**THE PROBLEM:** Go through the entries below and print each one exactly, leaving out pictures.

[Data excerpts]
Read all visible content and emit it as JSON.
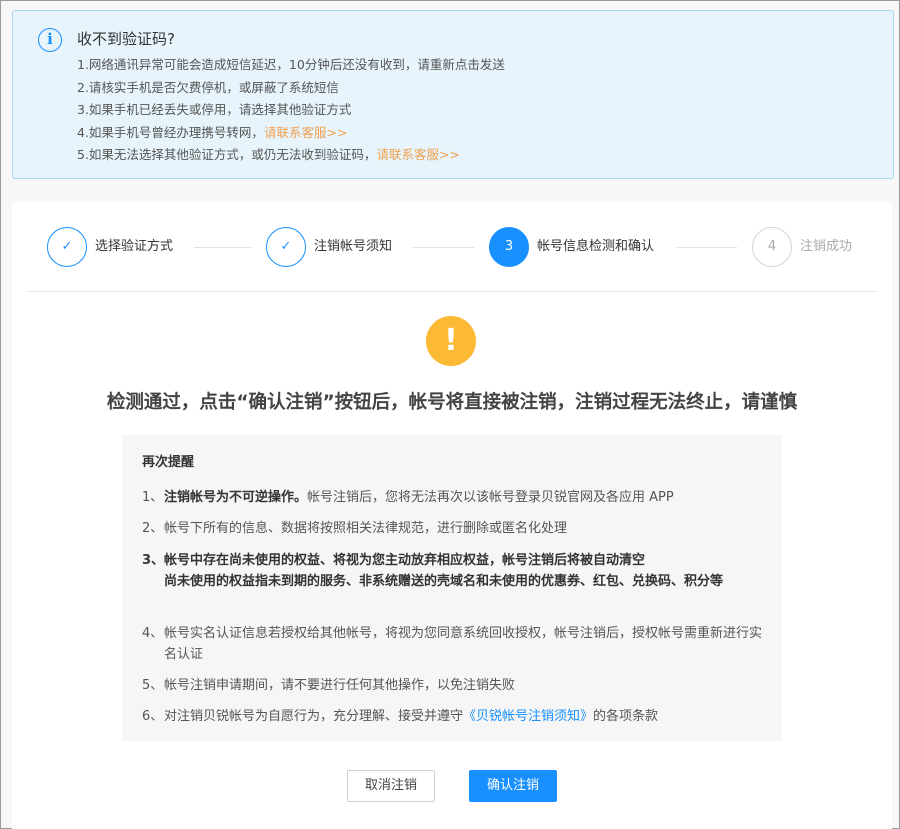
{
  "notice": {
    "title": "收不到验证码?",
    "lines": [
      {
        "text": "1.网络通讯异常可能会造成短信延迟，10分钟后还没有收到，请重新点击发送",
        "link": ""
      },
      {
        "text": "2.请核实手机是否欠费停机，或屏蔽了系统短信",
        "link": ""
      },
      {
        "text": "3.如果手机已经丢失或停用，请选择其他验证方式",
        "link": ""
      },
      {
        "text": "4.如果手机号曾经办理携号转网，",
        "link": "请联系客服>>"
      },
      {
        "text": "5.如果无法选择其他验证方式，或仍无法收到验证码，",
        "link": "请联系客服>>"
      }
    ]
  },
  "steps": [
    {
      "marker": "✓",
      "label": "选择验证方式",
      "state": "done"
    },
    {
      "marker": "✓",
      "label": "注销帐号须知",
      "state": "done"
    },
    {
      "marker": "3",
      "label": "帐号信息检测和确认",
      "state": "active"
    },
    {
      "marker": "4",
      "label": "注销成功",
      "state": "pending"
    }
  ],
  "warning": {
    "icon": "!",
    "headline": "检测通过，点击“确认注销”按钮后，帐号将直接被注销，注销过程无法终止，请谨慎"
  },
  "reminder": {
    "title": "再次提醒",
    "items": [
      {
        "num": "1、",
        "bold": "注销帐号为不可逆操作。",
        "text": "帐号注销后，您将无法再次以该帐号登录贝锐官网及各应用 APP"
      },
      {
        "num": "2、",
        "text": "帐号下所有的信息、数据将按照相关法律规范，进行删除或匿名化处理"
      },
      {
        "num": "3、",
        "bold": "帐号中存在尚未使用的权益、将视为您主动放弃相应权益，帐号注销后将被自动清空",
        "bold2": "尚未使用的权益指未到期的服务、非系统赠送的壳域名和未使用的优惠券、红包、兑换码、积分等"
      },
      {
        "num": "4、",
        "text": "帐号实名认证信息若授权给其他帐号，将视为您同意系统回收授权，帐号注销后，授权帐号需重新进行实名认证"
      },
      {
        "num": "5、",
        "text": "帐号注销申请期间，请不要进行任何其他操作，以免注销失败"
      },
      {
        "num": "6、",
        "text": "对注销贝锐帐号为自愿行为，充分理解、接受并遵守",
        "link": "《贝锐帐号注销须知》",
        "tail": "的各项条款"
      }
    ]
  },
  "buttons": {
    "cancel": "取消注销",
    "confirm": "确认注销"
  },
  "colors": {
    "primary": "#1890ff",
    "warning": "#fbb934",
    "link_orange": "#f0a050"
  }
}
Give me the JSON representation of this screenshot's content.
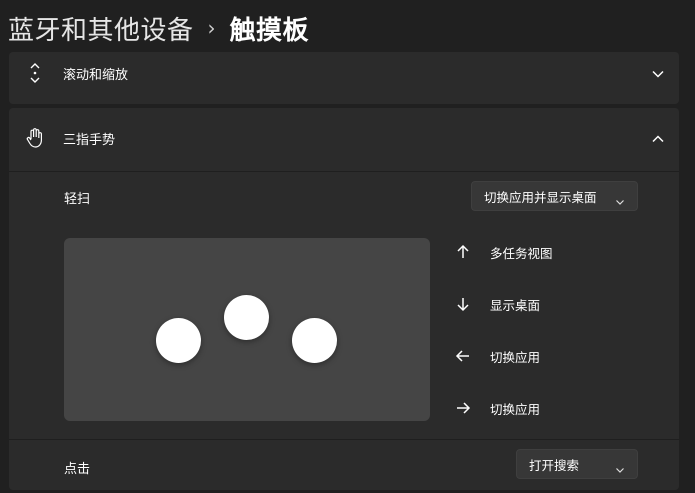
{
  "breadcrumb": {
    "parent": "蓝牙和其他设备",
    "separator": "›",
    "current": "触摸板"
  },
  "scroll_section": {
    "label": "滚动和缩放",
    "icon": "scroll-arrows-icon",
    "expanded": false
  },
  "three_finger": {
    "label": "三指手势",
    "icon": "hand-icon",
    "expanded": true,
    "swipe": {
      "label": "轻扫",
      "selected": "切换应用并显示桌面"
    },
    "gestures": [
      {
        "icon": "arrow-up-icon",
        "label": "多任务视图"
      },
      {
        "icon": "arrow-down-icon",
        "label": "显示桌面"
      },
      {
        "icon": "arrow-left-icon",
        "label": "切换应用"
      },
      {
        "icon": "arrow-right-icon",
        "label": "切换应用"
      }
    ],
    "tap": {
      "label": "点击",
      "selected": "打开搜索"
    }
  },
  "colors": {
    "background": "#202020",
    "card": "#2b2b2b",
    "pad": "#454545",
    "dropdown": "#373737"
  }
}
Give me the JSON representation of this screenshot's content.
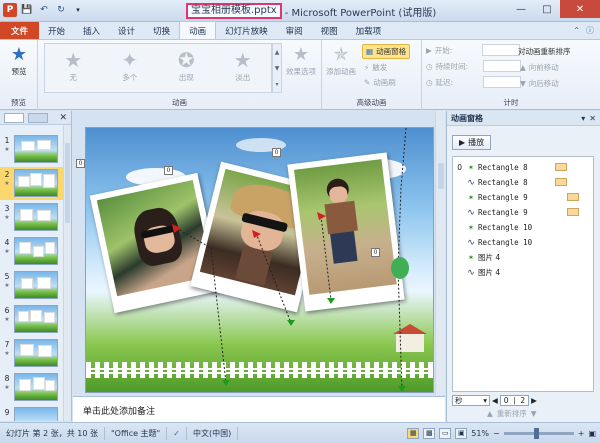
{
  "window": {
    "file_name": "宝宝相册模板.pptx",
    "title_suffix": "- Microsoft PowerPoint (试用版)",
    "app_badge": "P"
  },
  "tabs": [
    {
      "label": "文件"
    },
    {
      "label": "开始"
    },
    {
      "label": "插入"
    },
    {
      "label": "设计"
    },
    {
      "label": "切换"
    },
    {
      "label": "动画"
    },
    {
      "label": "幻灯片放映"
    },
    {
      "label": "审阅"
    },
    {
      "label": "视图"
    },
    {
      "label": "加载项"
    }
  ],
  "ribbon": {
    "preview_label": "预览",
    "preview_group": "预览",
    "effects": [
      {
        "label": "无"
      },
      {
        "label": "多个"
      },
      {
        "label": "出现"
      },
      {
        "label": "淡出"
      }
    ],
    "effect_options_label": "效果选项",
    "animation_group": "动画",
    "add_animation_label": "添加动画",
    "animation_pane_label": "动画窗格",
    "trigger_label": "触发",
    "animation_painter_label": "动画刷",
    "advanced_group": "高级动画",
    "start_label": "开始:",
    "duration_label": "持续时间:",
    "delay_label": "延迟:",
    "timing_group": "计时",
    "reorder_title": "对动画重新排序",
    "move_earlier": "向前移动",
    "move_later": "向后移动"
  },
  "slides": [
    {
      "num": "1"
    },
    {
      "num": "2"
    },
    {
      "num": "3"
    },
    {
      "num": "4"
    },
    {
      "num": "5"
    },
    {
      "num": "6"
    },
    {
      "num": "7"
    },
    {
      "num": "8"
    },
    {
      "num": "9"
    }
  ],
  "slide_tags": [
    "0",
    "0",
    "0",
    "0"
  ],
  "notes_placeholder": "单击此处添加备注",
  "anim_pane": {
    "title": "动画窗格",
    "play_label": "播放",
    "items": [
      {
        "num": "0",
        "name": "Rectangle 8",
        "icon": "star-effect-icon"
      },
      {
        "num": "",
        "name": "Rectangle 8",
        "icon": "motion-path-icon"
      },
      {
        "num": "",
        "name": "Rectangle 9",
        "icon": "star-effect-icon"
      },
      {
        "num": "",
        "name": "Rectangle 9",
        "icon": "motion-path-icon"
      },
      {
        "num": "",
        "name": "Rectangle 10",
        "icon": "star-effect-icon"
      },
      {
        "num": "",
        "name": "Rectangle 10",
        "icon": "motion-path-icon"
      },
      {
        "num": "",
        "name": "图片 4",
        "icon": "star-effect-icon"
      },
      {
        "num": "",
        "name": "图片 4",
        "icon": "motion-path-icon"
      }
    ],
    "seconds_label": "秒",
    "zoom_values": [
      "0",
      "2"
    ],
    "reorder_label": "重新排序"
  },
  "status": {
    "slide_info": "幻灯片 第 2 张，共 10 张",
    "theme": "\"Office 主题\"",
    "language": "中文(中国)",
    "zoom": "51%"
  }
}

**THE REPLY:**
Read all visible content and emit it as JSON.
{
  "notice": {
    "title": "收不到验证码?",
    "lines": [
      {
        "text": "1.网络通讯异常可能会造成短信延迟，10分钟后还没有收到，请重新点击发送",
        "link": ""
      },
      {
        "text": "2.请核实手机是否欠费停机，或屏蔽了系统短信",
        "link": ""
      },
      {
        "text": "3.如果手机已经丢失或停用，请选择其他验证方式",
        "link": ""
      },
      {
        "text": "4.如果手机号曾经办理携号转网，",
        "link": "请联系客服>>"
      },
      {
        "text": "5.如果无法选择其他验证方式，或仍无法收到验证码，",
        "link": "请联系客服>>"
      }
    ]
  },
  "steps": [
    {
      "marker": "✓",
      "label": "选择验证方式",
      "state": "done"
    },
    {
      "marker": "✓",
      "label": "注销帐号须知",
      "state": "done"
    },
    {
      "marker": "3",
      "label": "帐号信息检测和确认",
      "state": "active"
    },
    {
      "marker": "4",
      "label": "注销成功",
      "state": "pending"
    }
  ],
  "warning": {
    "icon": "!",
    "headline": "检测通过，点击“确认注销”按钮后，帐号将直接被注销，注销过程无法终止，请谨慎"
  },
  "reminder": {
    "title": "再次提醒",
    "items": [
      {
        "num": "1、",
        "bold": "注销帐号为不可逆操作。",
        "text": "帐号注销后，您将无法再次以该帐号登录贝锐官网及各应用 APP"
      },
      {
        "num": "2、",
        "text": "帐号下所有的信息、数据将按照相关法律规范，进行删除或匿名化处理"
      },
      {
        "num": "3、",
        "bold": "帐号中存在尚未使用的权益、将视为您主动放弃相应权益，帐号注销后将被自动清空",
        "bold2": "尚未使用的权益指未到期的服务、非系统赠送的壳域名和未使用的优惠券、红包、兑换码、积分等"
      },
      {
        "num": "4、",
        "text": "帐号实名认证信息若授权给其他帐号，将视为您同意系统回收授权，帐号注销后，授权帐号需重新进行实名认证"
      },
      {
        "num": "5、",
        "text": "帐号注销申请期间，请不要进行任何其他操作，以免注销失败"
      },
      {
        "num": "6、",
        "text": "对注销贝锐帐号为自愿行为，充分理解、接受并遵守",
        "link": "《贝锐帐号注销须知》",
        "tail": "的各项条款"
      }
    ]
  },
  "buttons": {
    "cancel": "取消注销",
    "confirm": "确认注销"
  },
  "colors": {
    "primary": "#1890ff",
    "warning": "#fbb934",
    "link_orange": "#f0a050"
  }
}
Give me the JSON representation of this screenshot's content.
{
  "breadcrumb": {
    "parent": "蓝牙和其他设备",
    "separator": "›",
    "current": "触摸板"
  },
  "scroll_section": {
    "label": "滚动和缩放",
    "icon": "scroll-arrows-icon",
    "expanded": false
  },
  "three_finger": {
    "label": "三指手势",
    "icon": "hand-icon",
    "expanded": true,
    "swipe": {
      "label": "轻扫",
      "selected": "切换应用并显示桌面"
    },
    "gestures": [
      {
        "icon": "arrow-up-icon",
        "label": "多任务视图"
      },
      {
        "icon": "arrow-down-icon",
        "label": "显示桌面"
      },
      {
        "icon": "arrow-left-icon",
        "label": "切换应用"
      },
      {
        "icon": "arrow-right-icon",
        "label": "切换应用"
      }
    ],
    "tap": {
      "label": "点击",
      "selected": "打开搜索"
    }
  },
  "colors": {
    "background": "#202020",
    "card": "#2b2b2b",
    "pad": "#454545",
    "dropdown": "#373737"
  }
}
Give me the JSON representation of this screenshot's content.
{
  "window": {
    "file_name": "宝宝相册模板.pptx",
    "title_suffix": "- Microsoft PowerPoint (试用版)",
    "app_badge": "P"
  },
  "tabs": [
    {
      "label": "文件"
    },
    {
      "label": "开始"
    },
    {
      "label": "插入"
    },
    {
      "label": "设计"
    },
    {
      "label": "切换"
    },
    {
      "label": "动画"
    },
    {
      "label": "幻灯片放映"
    },
    {
      "label": "审阅"
    },
    {
      "label": "视图"
    },
    {
      "label": "加载项"
    }
  ],
  "ribbon": {
    "preview_label": "预览",
    "preview_group": "预览",
    "effects": [
      {
        "label": "无"
      },
      {
        "label": "多个"
      },
      {
        "label": "出现"
      },
      {
        "label": "淡出"
      }
    ],
    "effect_options_label": "效果选项",
    "animation_group": "动画",
    "add_animation_label": "添加动画",
    "animation_pane_label": "动画窗格",
    "trigger_label": "触发",
    "animation_painter_label": "动画刷",
    "advanced_group": "高级动画",
    "start_label": "开始:",
    "duration_label": "持续时间:",
    "delay_label": "延迟:",
    "timing_group": "计时",
    "reorder_title": "对动画重新排序",
    "move_earlier": "向前移动",
    "move_later": "向后移动"
  },
  "slides": [
    {
      "num": "1"
    },
    {
      "num": "2"
    },
    {
      "num": "3"
    },
    {
      "num": "4"
    },
    {
      "num": "5"
    },
    {
      "num": "6"
    },
    {
      "num": "7"
    },
    {
      "num": "8"
    },
    {
      "num": "9"
    }
  ],
  "slide_tags": [
    "0",
    "0",
    "0",
    "0"
  ],
  "notes_placeholder": "单击此处添加备注",
  "anim_pane": {
    "title": "动画窗格",
    "play_label": "播放",
    "items": [
      {
        "num": "0",
        "name": "Rectangle 8",
        "icon": "star-effect-icon"
      },
      {
        "num": "",
        "name": "Rectangle 8",
        "icon": "motion-path-icon"
      },
      {
        "num": "",
        "name": "Rectangle 9",
        "icon": "star-effect-icon"
      },
      {
        "num": "",
        "name": "Rectangle 9",
        "icon": "motion-path-icon"
      },
      {
        "num": "",
        "name": "Rectangle 10",
        "icon": "star-effect-icon"
      },
      {
        "num": "",
        "name": "Rectangle 10",
        "icon": "motion-path-icon"
      },
      {
        "num": "",
        "name": "图片 4",
        "icon": "star-effect-icon"
      },
      {
        "num": "",
        "name": "图片 4",
        "icon": "motion-path-icon"
      }
    ],
    "seconds_label": "秒",
    "zoom_values": [
      "0",
      "2"
    ],
    "reorder_label": "重新排序"
  },
  "status": {
    "slide_info": "幻灯片 第 2 张，共 10 张",
    "theme": "\"Office 主题\"",
    "language": "中文(中国)",
    "zoom": "51%"
  }
}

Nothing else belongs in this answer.